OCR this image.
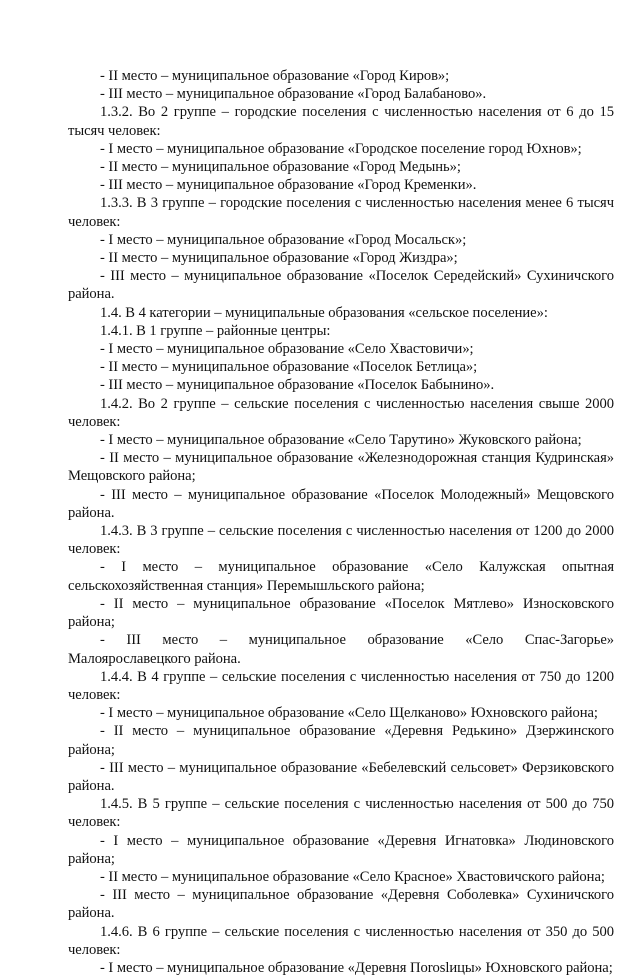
- II место – муниципальное образование «Город Киров»;

- III место – муниципальное образование «Город Балабаново».

1.3.2. Во 2 группе – городские поселения с численностью населения от 6 до 15 тысяч человек:

- I место – муниципальное образование «Городское поселение город Юхнов»;

- II место – муниципальное образование «Город Медынь»;

- III место – муниципальное образование «Город Кременки».

1.3.3. В 3 группе – городские поселения с численностью населения менее 6 тысяч человек:

- I место – муниципальное образование «Город Мосальск»;

- II место – муниципальное образование «Город Жиздра»;

- III место – муниципальное образование «Поселок Середейский» Сухиничского района.

1.4. В 4 категории – муниципальные образования «сельское поселение»:

1.4.1. В 1 группе – районные центры:

- I место – муниципальное образование «Село Хвастовичи»;

- II место – муниципальное образование «Поселок Бетлица»;

- III место – муниципальное образование «Поселок Бабынино».

1.4.2. Во 2 группе – сельские поселения с численностью населения свыше 2000 человек:

- I место – муниципальное образование «Село Тарутино» Жуковского района;

- II место – муниципальное образование «Железнодорожная станция Кудринская» Мещовского района;

- III место – муниципальное образование «Поселок Молодежный» Мещовского района.

1.4.3. В 3 группе – сельские поселения с численностью населения от 1200 до 2000 человек:

- I место – муниципальное образование «Село Калужская опытная сельскохозяйственная станция» Перемышльского района;

- II место – муниципальное образование «Поселок Мятлево» Износковского района;

- III место – муниципальное образование «Село Спас-Загорье» Малоярославецкого района.

1.4.4. В 4 группе – сельские поселения с численностью населения от 750 до 1200 человек:

- I место – муниципальное образование «Село Щелканово» Юхновского района;

- II место – муниципальное образование «Деревня Редькино» Дзержинского района;

- III место – муниципальное образование «Бебелевский сельсовет» Ферзиковского района.

1.4.5. В 5 группе – сельские поселения с численностью населения от 500 до 750 человек:

- I место – муниципальное образование «Деревня Игнатовка» Людиновского района;

- II место – муниципальное образование «Село Красное» Хвастовичского района;

- III место – муниципальное образование «Деревня Соболевка» Сухиничского района.

1.4.6. В 6 группе – сельские поселения с численностью населения от 350 до 500 человек:

- I место – муниципальное образование «Деревня Поroslицы» Юхновского района;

What you will do: In the entries above, identify every line with the word "Поселок". Copy those lines.

Task solution:
- III место – муниципальное образование «Поселок Середейский» Сухиничского района.
- II место – муниципальное образование «Поселок Бетлица»;
- III место – муниципальное образование «Поселок Бабынино».
- III место – муниципальное образование «Поселок Молодежный» Мещовского района.
- II место – муниципальное образование «Поселок Мятлево» Износковского района;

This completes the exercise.